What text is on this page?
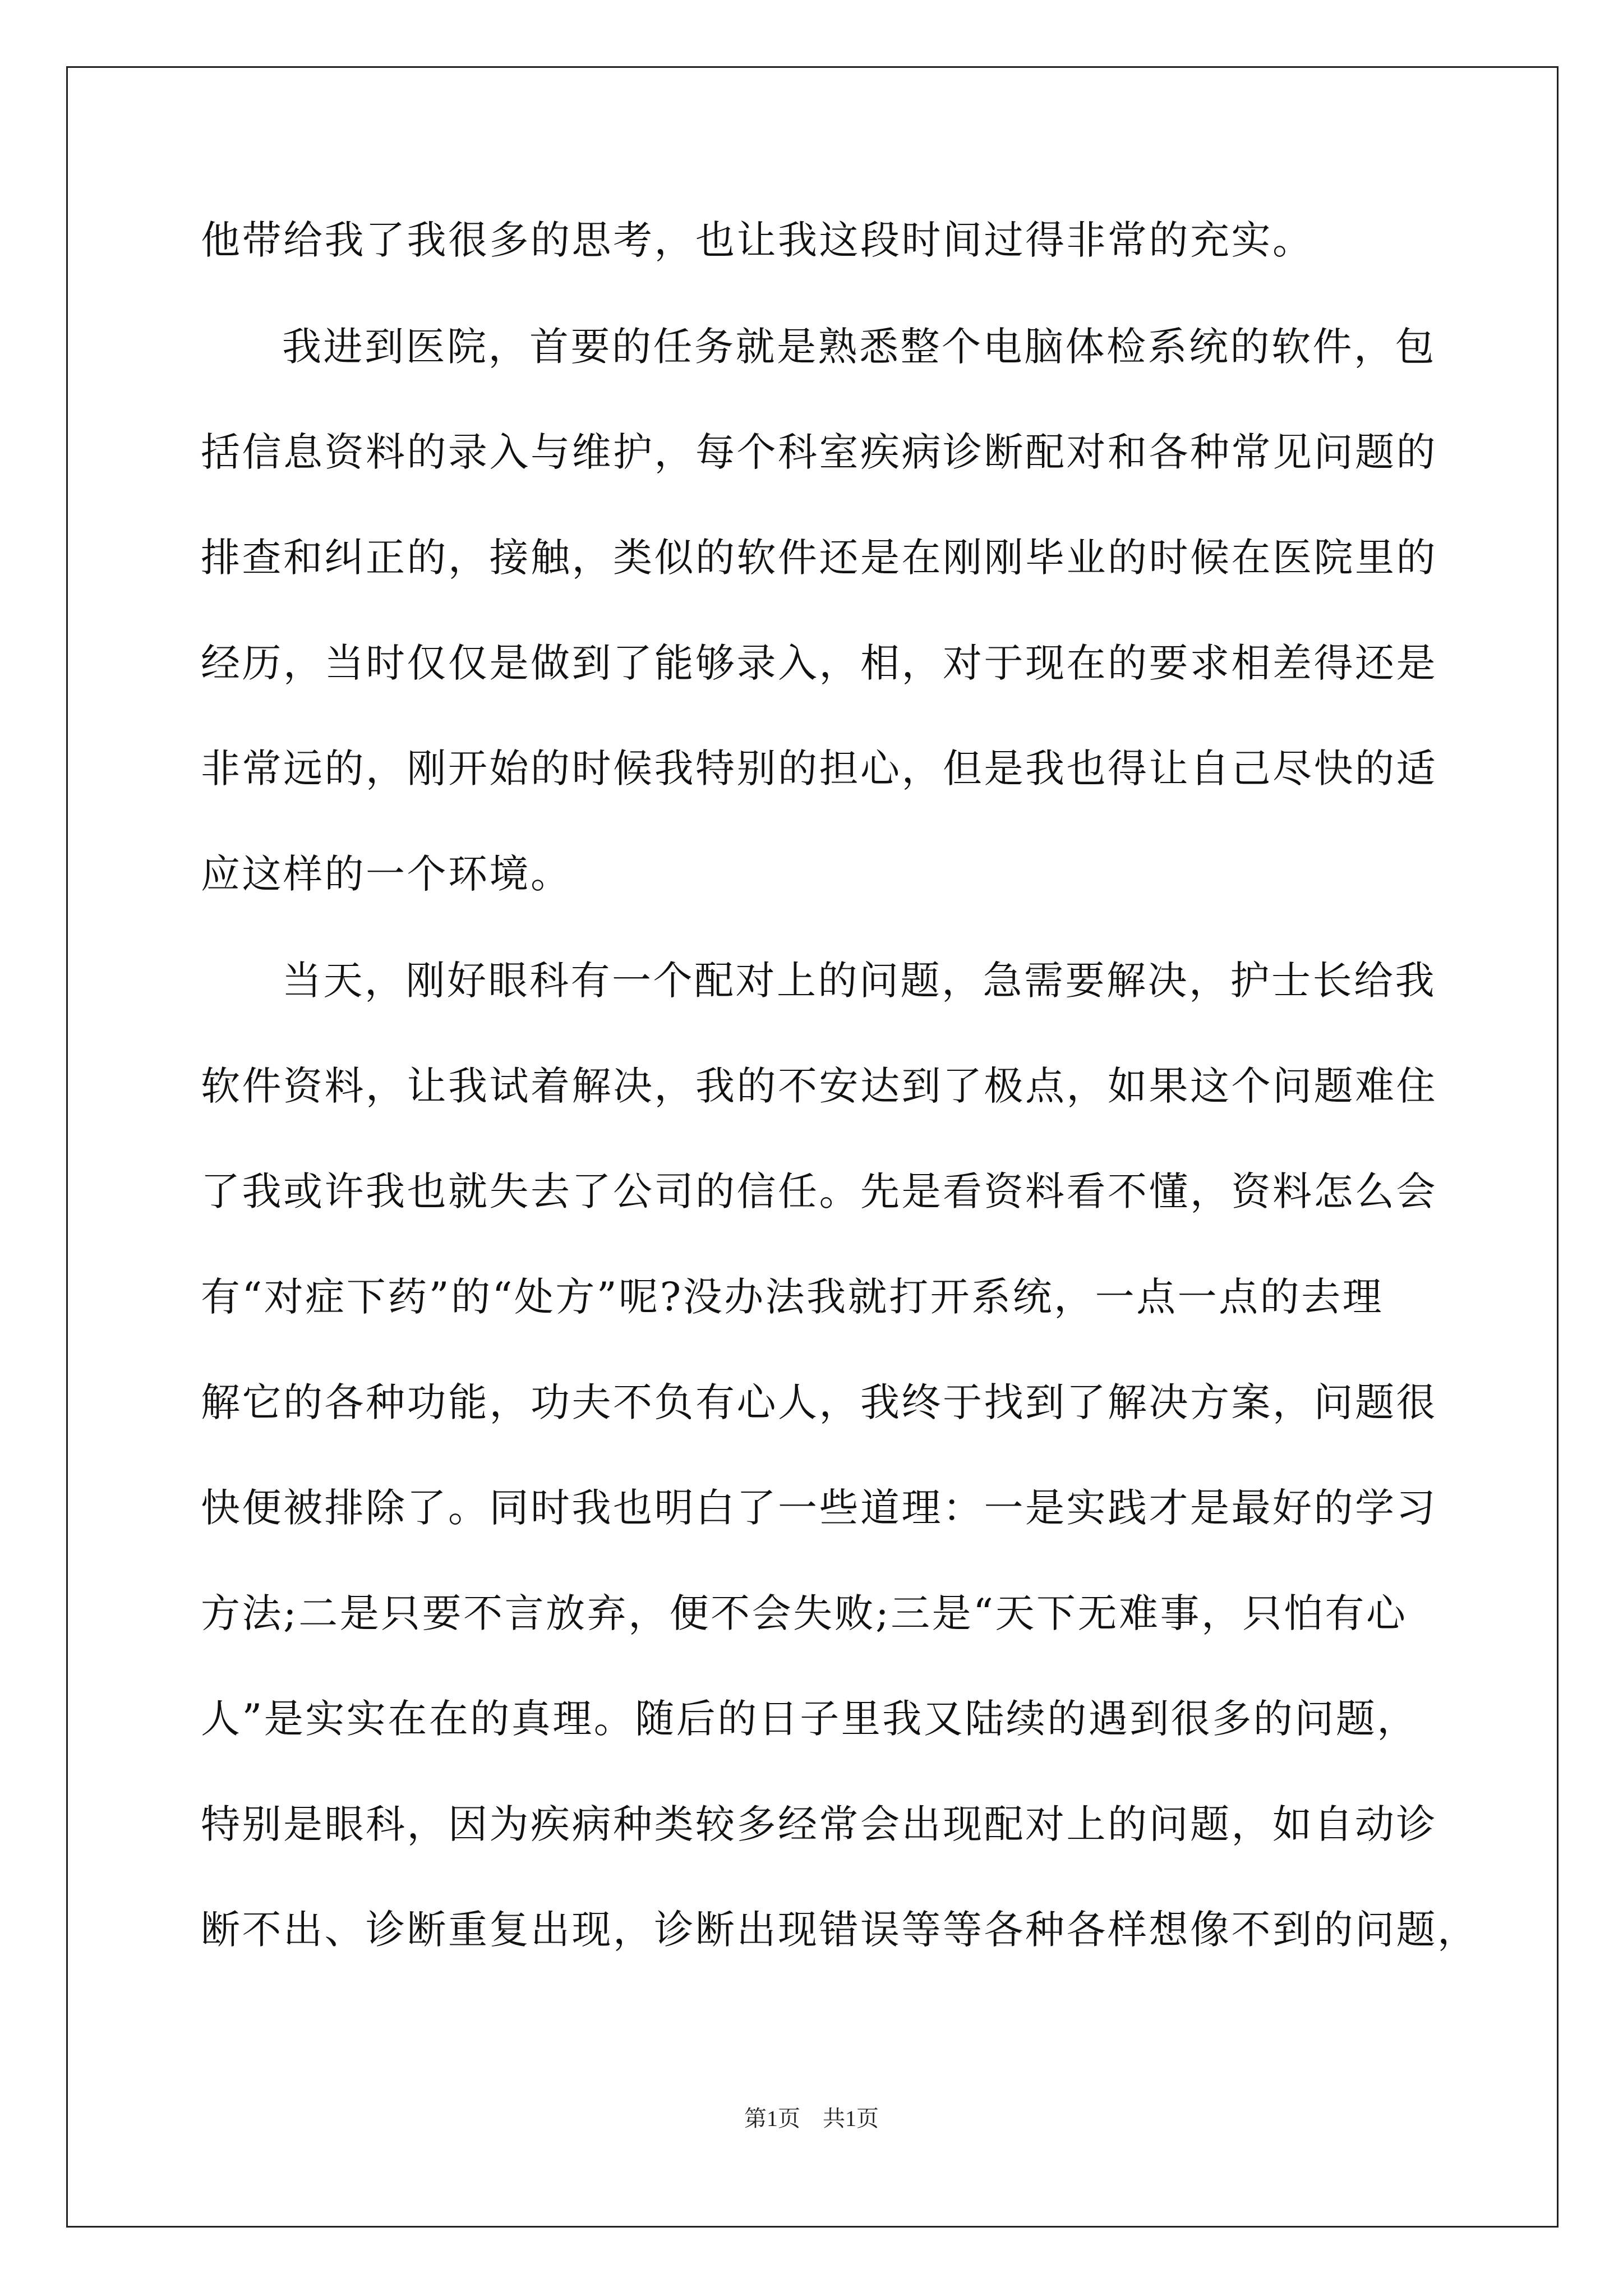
他带给我了我很多的思考，也让我这段时间过得非常的充实。
我进到医院，首要的任务就是熟悉整个电脑体检系统的软件，包
括信息资料的录入与维护，每个科室疾病诊断配对和各种常见问题的
排查和纠正的，接触，类似的软件还是在刚刚毕业的时候在医院里的
经历，当时仅仅是做到了能够录入，相，对于现在的要求相差得还是
非常远的，刚开始的时候我特别的担心，但是我也得让自己尽快的适
应这样的一个环境。
当天，刚好眼科有一个配对上的问题，急需要解决，护士长给我
软件资料，让我试着解决，我的不安达到了极点，如果这个问题难住
了我或许我也就失去了公司的信任。先是看资料看不懂，资料怎么会
有“对症下药”的“处方”呢?没办法我就打开系统，一点一点的去理
解它的各种功能，功夫不负有心人，我终于找到了解决方案，问题很
快便被排除了。同时我也明白了一些道理：一是实践才是最好的学习
方法;二是只要不言放弃，便不会失败;三是“天下无难事，只怕有心
人”是实实在在的真理。随后的日子里我又陆续的遇到很多的问题，
特别是眼科，因为疾病种类较多经常会出现配对上的问题，如自动诊
断不出、诊断重复出现，诊断出现错误等等各种各样想像不到的问题，
第1页　共1页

- _What is required_: Without the pictures, repeat all the records word for word.

- _The completed task_:
What text is on this page?
他带给我了我很多的思考，也让我这段时间过得非常的充实。
我进到医院，首要的任务就是熟悉整个电脑体检系统的软件，包
括信息资料的录入与维护，每个科室疾病诊断配对和各种常见问题的
排查和纠正的，接触，类似的软件还是在刚刚毕业的时候在医院里的
经历，当时仅仅是做到了能够录入，相，对于现在的要求相差得还是
非常远的，刚开始的时候我特别的担心，但是我也得让自己尽快的适
应这样的一个环境。
当天，刚好眼科有一个配对上的问题，急需要解决，护士长给我
软件资料，让我试着解决，我的不安达到了极点，如果这个问题难住
了我或许我也就失去了公司的信任。先是看资料看不懂，资料怎么会
有“对症下药”的“处方”呢?没办法我就打开系统，一点一点的去理
解它的各种功能，功夫不负有心人，我终于找到了解决方案，问题很
快便被排除了。同时我也明白了一些道理：一是实践才是最好的学习
方法;二是只要不言放弃，便不会失败;三是“天下无难事，只怕有心
人”是实实在在的真理。随后的日子里我又陆续的遇到很多的问题，
特别是眼科，因为疾病种类较多经常会出现配对上的问题，如自动诊
断不出、诊断重复出现，诊断出现错误等等各种各样想像不到的问题，
第1页　共1页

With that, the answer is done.